> **WRITTEN TASK**
Reproduce all entries precisely, down to the last character.

> **ENTRIES SHOWN**
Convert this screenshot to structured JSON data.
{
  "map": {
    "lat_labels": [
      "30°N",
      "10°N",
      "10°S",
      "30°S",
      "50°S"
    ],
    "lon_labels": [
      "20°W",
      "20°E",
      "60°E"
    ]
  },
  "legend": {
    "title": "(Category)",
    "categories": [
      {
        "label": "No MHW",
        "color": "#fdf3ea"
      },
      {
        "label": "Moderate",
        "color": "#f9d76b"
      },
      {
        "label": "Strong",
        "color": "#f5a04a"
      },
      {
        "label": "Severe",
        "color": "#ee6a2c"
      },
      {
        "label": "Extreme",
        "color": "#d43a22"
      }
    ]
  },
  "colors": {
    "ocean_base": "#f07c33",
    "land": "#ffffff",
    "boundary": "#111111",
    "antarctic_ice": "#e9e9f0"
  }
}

> **RESULT**
Convert this screenshot to structured JSON data.
{
  "map": {
    "lat_labels": [
      "30°N",
      "10°N",
      "10°S",
      "30°S",
      "50°S"
    ],
    "lon_labels": [
      "20°W",
      "20°E",
      "60°E"
    ]
  },
  "legend": {
    "title": "(Category)",
    "categories": [
      {
        "label": "No MHW",
        "color": "#fdf3ea"
      },
      {
        "label": "Moderate",
        "color": "#f9d76b"
      },
      {
        "label": "Strong",
        "color": "#f5a04a"
      },
      {
        "label": "Severe",
        "color": "#ee6a2c"
      },
      {
        "label": "Extreme",
        "color": "#d43a22"
      }
    ]
  },
  "colors": {
    "ocean_base": "#f07c33",
    "land": "#ffffff",
    "boundary": "#111111",
    "antarctic_ice": "#e9e9f0"
  }
}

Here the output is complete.